_WORK ITEM_: According to the text on the 2008 Rafah border breach, how much money did Gazans spend in Arish in five days?

___ SOURCE DOCUMENT

Explosion set off by Hamas militants

On 23 January 2008, Hamas militants in the Gaza Strip set off an explosion near the Rafah border crossing, destroying part of the 2003 wall. The United Nations estimates that as many as half the 1.5 million population of the Gaza Strip crossed the border into Egypt seeking food and supplies. Due to fears that militants would acquire weapons in Egypt, Israeli police went on increased alert.

Egypt had closed the Rafah border crossing in June 2007, days before Hamas took control of Gaza at the end of the Gaza civil war; The breach followed a blockade of the Gaza Strip by Israel beginning in part that same June, with fuel supply reductions in October 2007. A total blockade had begun on 17 January 2008 following a rise in rocket attacks on Israel emanating from Gaza.

Although Israel demanded Egypt reseal the border due to security concerns, Egyptian President Hosni Mubarak ordered his troops to allow crossings to alleviate the humanitarian crisis, while verifying that the Gazans did not attempt to bring weapons back into Gaza. In five days, Gazans spent some US$250 million in the North Sinai Governorate's capital of Arish alone. The sudden enormous demand there for staple products led to large local price rises and some shortages.

On 24 January, the United Nations Human Rights Council condemned Israel for the fifteenth time in less than two years, calling the blockade collective punishment. However, the proceedings were boycotted by Israel and the United States. On 27 January, Israeli Prime Minister Ehud Olmert promised that Israel would no longer disrupt the supply of food, medicine and necessary energy into the Gaza Strip. Meanwhile, President Mubarak announced plans to meet separately with representatives of Hamas and Fatah in order to come to a new border control agreement.

On 3 February, Gaza's Foreign minister, Mahmoud al-Zahar, announced that Hamas and Egypt would cooperate in controlling the border without Israeli control, "perhaps jointly with [[Mahmoud Abbas|[Mahmoud] Abbas]]". Abbas' Palestinian National Authority said that Egypt had agreed to restore the 2005 border agreement giving Abbas control over the Rafah crossing, but excluding Hamas. Israel, on the other hand resisted Abbas' control of any crossing point. The border was closed—except to travelers returning home—eleven days after the breach.

== Background ==
After the 2005 Israeli disengagement, which ended their 38-year presence in Gaza, Egypt had pledged to help control their border with Gaza. U.S. Secretary of State Condoleezza Rice brokered a deal with Israel giving the Palestinian National Authority control over the Rafah Border crossing under the remote video observation of European Union and Israeli monitors.

After Hamas won the 2006 Palestinian legislative election in January 2006, an international diplomatic and financial boycott of the new Hamas-led government began. Beginning in June 2006, a series of battles erupted between Palestinian gunmen and the Israel Defense Forces (IDF) during 2006 Israel–Gaza conflict, which ended in a truce on 26 November.

______
___ ENTRIES SHOWN

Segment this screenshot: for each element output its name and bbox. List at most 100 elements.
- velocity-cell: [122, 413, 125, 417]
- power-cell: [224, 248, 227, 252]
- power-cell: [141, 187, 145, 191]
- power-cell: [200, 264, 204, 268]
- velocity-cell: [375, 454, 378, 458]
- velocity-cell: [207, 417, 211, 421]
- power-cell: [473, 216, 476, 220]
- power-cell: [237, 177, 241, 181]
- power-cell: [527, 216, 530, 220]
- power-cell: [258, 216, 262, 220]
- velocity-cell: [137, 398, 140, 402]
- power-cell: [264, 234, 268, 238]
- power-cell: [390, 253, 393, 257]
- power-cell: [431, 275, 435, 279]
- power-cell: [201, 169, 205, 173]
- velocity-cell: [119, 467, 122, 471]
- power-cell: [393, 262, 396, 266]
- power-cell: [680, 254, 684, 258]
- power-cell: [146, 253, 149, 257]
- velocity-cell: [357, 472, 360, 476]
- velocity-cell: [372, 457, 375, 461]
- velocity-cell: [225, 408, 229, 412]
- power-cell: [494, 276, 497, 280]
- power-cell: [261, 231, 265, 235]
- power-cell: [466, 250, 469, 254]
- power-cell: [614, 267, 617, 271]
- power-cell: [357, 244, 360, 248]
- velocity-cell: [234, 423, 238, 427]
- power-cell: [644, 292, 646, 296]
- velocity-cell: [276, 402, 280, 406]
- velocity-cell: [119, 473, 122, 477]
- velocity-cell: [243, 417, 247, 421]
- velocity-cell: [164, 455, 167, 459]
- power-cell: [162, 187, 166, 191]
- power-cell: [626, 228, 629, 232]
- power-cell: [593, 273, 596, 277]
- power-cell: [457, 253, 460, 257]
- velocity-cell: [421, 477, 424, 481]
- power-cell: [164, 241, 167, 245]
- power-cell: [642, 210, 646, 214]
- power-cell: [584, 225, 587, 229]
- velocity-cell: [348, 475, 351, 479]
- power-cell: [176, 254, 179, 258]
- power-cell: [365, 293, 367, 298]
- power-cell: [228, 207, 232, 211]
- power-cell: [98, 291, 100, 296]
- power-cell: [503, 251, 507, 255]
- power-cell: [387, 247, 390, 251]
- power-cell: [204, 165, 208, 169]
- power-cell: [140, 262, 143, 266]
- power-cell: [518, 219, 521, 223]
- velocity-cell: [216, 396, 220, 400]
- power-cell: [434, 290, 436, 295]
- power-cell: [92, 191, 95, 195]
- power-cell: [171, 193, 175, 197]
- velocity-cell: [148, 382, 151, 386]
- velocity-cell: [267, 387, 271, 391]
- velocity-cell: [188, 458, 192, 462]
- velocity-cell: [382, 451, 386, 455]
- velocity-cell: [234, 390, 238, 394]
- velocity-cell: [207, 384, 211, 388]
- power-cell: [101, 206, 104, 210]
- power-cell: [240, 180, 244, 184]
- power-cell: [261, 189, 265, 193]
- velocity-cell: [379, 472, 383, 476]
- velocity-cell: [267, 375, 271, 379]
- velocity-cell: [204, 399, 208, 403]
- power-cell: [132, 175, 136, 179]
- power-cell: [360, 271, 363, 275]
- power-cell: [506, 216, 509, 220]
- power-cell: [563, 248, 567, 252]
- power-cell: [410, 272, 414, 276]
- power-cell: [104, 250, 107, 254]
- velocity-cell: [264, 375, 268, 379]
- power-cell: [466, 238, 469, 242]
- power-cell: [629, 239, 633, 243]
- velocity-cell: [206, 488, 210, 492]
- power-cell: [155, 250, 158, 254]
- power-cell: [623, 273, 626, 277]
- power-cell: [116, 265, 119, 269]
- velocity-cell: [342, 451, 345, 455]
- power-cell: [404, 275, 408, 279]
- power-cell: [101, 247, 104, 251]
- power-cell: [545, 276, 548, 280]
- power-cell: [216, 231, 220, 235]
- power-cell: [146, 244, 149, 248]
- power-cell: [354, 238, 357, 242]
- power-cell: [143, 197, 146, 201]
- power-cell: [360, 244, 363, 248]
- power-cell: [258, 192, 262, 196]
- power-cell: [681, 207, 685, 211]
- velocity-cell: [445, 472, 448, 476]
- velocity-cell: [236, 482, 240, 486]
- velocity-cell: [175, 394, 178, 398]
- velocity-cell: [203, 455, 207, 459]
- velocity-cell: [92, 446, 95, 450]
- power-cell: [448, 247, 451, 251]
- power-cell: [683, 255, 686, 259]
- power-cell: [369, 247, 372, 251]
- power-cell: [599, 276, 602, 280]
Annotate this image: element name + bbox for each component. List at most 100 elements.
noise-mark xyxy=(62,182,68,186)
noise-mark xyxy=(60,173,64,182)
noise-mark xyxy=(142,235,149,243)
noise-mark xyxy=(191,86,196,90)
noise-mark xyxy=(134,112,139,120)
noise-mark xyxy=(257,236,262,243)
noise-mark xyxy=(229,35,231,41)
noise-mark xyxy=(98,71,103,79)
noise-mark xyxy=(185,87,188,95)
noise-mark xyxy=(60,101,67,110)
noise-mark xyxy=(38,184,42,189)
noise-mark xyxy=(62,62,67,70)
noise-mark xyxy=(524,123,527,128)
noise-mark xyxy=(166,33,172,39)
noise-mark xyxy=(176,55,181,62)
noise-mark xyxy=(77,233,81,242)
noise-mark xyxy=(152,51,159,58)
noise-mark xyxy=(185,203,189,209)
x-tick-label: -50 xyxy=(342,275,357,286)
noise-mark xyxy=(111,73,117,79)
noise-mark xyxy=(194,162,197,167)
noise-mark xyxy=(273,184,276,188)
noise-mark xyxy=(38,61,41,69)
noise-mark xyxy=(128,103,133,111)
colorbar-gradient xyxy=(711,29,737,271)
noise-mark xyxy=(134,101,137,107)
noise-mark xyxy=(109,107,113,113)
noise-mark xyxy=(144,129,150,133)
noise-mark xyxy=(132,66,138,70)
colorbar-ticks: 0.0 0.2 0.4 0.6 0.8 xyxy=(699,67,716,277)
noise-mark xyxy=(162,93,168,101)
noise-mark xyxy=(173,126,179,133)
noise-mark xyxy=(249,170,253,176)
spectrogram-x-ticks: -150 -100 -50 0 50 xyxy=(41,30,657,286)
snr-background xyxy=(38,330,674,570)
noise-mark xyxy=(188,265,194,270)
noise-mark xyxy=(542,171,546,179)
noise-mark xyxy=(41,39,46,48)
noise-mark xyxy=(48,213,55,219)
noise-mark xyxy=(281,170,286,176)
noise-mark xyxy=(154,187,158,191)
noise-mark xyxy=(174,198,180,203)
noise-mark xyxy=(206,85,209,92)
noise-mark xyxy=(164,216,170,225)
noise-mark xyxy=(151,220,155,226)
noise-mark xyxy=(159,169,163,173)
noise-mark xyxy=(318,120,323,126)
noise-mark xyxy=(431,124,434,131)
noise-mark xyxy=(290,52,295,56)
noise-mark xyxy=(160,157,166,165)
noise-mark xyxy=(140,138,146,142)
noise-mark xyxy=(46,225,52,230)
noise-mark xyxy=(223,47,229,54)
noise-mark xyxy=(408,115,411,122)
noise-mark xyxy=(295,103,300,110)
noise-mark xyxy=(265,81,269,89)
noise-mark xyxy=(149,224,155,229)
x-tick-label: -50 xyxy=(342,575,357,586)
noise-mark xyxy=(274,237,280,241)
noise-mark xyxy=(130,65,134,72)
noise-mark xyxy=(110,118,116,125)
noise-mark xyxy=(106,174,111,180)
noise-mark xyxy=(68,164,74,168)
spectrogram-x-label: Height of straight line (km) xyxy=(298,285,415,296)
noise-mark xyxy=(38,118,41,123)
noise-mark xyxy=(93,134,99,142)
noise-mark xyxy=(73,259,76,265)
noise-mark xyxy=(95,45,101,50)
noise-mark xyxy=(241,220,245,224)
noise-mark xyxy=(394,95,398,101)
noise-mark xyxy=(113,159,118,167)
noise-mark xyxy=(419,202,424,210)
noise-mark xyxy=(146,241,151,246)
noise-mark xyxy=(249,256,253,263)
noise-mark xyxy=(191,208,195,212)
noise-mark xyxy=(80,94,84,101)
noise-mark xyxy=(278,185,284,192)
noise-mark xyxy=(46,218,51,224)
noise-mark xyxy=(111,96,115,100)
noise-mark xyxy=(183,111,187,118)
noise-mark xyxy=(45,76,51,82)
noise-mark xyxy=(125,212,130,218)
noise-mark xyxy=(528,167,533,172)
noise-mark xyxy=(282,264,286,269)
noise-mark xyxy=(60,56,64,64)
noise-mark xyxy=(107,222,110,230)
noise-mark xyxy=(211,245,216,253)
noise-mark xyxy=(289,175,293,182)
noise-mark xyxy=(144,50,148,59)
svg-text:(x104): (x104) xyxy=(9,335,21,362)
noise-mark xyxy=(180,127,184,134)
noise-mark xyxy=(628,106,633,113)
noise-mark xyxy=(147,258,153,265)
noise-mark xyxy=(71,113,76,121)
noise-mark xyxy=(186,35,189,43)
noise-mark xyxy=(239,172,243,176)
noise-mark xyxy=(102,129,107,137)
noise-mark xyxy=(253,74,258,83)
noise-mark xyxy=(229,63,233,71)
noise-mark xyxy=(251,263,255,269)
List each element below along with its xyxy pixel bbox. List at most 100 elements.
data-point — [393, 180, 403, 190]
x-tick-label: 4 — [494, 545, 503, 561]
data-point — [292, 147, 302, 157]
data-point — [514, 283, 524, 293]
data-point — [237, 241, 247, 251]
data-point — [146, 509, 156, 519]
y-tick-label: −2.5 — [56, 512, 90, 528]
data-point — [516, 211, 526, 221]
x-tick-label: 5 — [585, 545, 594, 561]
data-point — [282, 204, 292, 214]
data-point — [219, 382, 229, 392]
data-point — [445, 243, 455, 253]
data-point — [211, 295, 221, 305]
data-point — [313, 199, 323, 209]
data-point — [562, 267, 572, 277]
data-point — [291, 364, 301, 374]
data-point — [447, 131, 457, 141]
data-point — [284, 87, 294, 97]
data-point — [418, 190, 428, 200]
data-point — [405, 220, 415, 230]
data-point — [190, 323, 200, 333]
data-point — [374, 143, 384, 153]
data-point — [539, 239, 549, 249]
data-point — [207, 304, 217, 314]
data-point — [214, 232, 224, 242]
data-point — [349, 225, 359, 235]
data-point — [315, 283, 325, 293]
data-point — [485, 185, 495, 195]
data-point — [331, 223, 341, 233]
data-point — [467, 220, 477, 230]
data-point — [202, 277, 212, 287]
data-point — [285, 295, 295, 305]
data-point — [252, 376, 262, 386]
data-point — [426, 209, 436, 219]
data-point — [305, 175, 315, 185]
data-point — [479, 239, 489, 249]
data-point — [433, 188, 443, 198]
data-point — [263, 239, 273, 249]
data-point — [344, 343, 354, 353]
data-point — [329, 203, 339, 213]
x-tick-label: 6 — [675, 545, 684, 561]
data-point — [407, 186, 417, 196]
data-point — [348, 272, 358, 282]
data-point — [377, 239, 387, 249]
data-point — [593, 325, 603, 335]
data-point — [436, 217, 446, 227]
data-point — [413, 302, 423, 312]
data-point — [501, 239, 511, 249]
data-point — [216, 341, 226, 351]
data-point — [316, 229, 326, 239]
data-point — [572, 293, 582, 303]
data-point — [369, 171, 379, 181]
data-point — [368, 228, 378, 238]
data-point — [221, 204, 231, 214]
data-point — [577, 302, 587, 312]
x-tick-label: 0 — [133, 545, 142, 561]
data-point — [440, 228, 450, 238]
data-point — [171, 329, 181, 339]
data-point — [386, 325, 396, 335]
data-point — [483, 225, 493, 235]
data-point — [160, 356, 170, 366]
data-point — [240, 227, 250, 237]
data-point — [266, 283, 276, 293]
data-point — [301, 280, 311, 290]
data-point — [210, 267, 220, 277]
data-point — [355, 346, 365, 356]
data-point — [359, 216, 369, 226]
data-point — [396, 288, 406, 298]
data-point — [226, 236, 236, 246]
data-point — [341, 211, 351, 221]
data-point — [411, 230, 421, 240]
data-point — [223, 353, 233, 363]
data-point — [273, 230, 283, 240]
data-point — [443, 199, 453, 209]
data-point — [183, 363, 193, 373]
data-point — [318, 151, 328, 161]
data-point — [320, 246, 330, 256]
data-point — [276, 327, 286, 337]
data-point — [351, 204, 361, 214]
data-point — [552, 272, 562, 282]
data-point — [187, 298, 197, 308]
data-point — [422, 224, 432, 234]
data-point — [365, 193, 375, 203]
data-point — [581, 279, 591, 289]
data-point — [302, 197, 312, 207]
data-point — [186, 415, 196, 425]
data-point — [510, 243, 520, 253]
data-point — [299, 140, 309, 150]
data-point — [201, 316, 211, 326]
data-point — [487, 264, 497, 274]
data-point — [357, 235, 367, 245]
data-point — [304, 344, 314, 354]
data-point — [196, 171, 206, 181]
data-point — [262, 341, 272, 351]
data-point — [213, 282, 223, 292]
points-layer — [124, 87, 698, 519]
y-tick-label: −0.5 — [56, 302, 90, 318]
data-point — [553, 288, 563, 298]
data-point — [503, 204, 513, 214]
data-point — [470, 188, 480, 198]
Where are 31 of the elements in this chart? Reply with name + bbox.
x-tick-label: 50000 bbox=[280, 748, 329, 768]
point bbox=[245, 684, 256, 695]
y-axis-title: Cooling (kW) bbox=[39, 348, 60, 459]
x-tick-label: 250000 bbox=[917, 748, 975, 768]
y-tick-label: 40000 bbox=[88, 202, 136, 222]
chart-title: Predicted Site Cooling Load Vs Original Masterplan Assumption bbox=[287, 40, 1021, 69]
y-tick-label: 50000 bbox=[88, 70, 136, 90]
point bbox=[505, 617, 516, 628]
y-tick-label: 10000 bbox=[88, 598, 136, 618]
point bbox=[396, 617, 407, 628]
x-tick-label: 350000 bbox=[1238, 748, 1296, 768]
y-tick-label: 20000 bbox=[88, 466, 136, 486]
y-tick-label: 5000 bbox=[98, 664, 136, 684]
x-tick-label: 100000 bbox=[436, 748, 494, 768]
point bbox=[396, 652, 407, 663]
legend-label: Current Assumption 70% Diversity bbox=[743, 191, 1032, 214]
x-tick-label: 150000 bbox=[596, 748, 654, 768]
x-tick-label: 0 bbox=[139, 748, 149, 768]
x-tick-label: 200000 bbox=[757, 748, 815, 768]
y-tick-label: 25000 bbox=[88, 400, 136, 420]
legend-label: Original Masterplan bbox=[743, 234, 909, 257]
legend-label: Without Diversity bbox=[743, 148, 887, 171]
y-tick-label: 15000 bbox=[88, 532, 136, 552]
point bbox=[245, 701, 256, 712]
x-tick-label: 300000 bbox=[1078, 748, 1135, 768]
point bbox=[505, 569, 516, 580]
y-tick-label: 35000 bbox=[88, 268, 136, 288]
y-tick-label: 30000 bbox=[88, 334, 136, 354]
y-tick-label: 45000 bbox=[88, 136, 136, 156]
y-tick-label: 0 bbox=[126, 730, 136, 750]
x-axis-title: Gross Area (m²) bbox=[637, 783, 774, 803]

______

_RESPONSE TO THE TASK_: Some US$250 million.